▸ Request: Go through the material and pull out every line with the string "Residue" in it.

* Start Input rows *

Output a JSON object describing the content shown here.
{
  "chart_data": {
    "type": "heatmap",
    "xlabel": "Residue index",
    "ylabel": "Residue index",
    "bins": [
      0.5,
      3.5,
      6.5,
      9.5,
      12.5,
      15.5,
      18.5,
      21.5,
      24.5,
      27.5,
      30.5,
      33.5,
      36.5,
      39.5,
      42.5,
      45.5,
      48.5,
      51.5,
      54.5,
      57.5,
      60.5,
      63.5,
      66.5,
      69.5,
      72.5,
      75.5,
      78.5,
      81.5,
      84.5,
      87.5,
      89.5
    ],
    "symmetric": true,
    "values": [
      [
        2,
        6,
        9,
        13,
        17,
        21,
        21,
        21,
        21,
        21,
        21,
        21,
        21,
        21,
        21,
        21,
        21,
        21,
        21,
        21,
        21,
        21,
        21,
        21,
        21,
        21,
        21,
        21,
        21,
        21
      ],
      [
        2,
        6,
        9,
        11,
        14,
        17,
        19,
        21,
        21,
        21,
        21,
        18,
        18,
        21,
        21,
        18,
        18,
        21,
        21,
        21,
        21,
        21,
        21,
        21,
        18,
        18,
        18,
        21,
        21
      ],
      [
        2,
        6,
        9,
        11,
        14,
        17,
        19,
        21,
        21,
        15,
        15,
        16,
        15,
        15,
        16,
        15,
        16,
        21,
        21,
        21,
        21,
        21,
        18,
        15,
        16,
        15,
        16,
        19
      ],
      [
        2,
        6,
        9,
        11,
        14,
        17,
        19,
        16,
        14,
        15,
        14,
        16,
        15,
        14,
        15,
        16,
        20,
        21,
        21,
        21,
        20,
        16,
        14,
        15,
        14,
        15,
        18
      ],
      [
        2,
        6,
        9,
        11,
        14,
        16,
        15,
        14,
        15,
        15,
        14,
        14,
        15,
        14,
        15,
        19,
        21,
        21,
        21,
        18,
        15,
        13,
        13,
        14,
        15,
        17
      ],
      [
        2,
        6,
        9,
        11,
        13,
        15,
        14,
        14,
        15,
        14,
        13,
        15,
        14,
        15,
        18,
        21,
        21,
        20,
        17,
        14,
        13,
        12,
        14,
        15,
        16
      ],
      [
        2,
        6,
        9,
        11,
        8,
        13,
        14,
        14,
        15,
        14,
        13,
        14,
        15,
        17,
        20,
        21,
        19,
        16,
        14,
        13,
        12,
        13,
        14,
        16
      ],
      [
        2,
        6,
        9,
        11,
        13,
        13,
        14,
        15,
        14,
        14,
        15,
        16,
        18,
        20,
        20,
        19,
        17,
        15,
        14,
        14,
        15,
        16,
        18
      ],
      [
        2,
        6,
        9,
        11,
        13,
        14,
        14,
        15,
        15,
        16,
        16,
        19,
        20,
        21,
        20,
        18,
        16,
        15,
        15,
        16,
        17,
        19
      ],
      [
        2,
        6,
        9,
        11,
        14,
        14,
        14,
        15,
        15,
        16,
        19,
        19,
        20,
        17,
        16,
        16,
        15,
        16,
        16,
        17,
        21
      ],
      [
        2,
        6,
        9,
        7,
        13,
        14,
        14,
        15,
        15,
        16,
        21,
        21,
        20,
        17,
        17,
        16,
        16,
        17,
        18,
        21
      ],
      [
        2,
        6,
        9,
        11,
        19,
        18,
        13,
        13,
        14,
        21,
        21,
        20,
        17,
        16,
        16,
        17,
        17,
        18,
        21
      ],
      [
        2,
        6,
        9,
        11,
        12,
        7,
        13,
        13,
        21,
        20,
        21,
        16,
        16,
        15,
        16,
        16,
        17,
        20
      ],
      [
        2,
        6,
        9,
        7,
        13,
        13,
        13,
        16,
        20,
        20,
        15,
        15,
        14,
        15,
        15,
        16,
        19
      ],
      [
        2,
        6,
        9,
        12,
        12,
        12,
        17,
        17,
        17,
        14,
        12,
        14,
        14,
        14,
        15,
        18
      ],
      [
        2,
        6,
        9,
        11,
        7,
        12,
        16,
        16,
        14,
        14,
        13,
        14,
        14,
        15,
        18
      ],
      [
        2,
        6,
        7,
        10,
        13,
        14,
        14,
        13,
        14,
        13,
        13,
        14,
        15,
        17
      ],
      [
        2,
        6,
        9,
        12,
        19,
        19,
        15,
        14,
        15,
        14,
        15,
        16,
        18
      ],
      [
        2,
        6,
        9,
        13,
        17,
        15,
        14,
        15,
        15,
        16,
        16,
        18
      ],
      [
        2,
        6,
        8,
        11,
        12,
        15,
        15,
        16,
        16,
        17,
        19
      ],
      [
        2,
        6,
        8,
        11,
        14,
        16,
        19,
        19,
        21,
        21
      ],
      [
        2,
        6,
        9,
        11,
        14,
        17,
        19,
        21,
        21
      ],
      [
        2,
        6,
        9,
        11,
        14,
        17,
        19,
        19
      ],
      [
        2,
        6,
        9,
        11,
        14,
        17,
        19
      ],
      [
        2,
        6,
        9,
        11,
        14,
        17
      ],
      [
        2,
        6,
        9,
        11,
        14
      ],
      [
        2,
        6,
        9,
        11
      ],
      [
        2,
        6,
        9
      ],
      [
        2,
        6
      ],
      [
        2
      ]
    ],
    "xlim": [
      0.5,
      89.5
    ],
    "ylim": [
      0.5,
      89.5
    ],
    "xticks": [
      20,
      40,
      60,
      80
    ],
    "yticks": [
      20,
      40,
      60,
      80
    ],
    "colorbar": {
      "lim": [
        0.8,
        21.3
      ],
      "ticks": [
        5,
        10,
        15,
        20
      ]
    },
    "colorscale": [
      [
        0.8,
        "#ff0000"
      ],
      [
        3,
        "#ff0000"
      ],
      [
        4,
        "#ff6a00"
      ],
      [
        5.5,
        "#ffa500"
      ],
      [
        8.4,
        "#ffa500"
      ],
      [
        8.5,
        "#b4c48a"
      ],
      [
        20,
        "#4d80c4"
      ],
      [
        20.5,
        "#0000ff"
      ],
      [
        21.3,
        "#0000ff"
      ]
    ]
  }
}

* End Input rows *

▸ Result:
    "xlabel": "Residue index",
    "ylabel": "Residue index",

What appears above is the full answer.